** OBJECTIVE **
Your answer should be one number: how many lines of the records hold the string "JSON".

(Entries taken from a collection)
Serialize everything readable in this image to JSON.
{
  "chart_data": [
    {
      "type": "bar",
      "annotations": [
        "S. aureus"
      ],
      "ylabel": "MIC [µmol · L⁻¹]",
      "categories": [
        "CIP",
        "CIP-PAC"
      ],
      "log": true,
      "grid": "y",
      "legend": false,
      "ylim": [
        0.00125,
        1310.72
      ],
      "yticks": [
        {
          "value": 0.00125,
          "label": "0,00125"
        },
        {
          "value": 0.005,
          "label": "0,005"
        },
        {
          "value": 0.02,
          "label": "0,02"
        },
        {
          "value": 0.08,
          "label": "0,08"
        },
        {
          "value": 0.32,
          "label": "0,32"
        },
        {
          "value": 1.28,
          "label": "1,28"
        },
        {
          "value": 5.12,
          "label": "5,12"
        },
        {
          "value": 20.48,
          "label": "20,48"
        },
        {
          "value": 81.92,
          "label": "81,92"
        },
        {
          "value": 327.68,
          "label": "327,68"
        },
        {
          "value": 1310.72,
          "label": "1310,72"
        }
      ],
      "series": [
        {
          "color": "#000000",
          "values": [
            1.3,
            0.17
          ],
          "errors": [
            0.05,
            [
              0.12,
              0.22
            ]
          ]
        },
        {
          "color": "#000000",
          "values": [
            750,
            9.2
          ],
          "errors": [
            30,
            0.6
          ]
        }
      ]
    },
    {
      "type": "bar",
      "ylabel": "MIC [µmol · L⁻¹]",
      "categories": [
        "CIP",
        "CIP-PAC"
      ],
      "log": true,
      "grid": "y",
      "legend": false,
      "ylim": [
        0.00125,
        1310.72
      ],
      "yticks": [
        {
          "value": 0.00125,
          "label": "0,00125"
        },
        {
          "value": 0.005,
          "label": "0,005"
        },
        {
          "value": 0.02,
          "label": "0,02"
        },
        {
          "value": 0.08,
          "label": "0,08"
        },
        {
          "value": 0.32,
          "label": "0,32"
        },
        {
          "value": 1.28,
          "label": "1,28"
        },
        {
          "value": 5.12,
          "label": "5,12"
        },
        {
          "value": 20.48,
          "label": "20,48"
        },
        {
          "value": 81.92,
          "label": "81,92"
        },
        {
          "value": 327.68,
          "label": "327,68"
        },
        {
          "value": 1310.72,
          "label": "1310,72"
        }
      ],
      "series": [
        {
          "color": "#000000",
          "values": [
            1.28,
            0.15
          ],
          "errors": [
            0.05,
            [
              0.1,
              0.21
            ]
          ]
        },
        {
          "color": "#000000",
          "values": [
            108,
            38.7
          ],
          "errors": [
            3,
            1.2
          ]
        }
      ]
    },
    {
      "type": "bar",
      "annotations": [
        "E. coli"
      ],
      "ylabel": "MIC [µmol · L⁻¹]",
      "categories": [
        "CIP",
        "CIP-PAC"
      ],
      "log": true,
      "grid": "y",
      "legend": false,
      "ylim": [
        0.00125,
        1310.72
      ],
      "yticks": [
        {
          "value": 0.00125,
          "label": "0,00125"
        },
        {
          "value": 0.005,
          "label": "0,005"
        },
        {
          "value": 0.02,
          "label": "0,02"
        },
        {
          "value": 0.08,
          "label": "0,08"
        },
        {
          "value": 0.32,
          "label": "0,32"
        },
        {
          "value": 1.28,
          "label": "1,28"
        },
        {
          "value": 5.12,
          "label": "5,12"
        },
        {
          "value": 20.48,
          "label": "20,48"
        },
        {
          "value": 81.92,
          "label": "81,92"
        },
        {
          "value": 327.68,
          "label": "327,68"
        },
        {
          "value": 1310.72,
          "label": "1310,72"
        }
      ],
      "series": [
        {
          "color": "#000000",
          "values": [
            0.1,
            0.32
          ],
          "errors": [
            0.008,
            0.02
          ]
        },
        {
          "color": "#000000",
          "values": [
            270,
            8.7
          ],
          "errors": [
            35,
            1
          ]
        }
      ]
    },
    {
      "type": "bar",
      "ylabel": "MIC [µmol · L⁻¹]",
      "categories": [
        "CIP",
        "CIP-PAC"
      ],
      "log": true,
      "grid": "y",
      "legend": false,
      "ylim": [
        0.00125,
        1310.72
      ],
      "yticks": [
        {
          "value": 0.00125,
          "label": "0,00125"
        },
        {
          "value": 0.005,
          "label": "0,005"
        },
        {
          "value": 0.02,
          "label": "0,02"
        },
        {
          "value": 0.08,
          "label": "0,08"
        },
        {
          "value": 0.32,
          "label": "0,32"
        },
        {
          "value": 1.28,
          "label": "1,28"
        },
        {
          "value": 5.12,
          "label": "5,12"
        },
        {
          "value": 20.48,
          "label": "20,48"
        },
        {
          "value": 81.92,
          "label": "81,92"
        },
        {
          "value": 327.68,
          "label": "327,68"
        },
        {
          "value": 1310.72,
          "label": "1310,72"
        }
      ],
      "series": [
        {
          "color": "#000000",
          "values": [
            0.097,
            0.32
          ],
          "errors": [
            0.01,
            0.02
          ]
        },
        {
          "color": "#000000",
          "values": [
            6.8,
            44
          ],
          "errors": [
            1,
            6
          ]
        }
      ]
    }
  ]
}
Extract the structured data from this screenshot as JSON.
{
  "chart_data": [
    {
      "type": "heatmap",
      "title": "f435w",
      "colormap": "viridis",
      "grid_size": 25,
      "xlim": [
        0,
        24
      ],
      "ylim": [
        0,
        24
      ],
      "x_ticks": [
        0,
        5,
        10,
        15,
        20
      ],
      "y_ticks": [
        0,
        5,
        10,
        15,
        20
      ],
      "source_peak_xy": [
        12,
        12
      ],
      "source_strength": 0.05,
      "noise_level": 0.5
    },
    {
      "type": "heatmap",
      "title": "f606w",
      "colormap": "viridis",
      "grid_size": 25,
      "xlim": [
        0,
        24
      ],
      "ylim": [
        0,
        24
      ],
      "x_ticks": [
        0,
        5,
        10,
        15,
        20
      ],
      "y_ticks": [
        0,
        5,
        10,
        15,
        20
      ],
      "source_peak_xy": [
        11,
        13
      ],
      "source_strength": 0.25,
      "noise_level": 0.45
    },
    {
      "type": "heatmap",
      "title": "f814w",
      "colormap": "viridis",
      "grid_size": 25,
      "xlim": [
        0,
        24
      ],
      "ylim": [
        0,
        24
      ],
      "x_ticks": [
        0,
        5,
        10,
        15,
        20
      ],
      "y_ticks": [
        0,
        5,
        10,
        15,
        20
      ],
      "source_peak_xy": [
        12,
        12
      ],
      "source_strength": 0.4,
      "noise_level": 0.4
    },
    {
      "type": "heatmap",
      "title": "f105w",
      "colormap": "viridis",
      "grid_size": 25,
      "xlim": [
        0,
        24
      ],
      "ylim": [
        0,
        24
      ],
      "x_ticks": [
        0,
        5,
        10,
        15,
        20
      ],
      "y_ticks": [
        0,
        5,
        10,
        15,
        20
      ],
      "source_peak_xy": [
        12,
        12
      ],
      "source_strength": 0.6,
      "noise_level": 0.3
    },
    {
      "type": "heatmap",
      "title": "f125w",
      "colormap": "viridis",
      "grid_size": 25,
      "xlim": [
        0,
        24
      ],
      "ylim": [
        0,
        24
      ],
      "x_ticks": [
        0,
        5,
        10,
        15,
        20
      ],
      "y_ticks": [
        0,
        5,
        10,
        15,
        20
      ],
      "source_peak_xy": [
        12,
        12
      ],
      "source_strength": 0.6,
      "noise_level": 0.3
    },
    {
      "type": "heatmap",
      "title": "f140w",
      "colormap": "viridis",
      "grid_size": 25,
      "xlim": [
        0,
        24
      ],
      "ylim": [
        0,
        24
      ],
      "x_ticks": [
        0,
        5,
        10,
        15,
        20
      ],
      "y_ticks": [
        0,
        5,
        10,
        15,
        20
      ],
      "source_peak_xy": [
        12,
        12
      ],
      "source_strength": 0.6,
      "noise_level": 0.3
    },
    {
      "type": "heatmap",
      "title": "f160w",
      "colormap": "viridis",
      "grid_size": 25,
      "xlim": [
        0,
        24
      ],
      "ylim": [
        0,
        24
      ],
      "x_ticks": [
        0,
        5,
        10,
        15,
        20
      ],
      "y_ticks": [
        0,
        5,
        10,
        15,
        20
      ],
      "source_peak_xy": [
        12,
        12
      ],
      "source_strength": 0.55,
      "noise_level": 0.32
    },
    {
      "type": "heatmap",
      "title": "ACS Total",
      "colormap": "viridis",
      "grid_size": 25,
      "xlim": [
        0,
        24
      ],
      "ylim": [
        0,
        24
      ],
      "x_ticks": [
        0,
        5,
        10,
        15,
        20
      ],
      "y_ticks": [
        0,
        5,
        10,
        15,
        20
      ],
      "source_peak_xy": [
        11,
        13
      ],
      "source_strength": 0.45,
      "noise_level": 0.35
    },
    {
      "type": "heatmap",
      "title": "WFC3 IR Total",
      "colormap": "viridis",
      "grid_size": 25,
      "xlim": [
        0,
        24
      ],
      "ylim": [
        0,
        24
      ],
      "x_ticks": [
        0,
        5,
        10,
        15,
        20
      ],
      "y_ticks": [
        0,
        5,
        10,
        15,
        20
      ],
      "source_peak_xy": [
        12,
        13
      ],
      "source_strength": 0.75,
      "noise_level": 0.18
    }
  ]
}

** RESPONSE BELOW **
2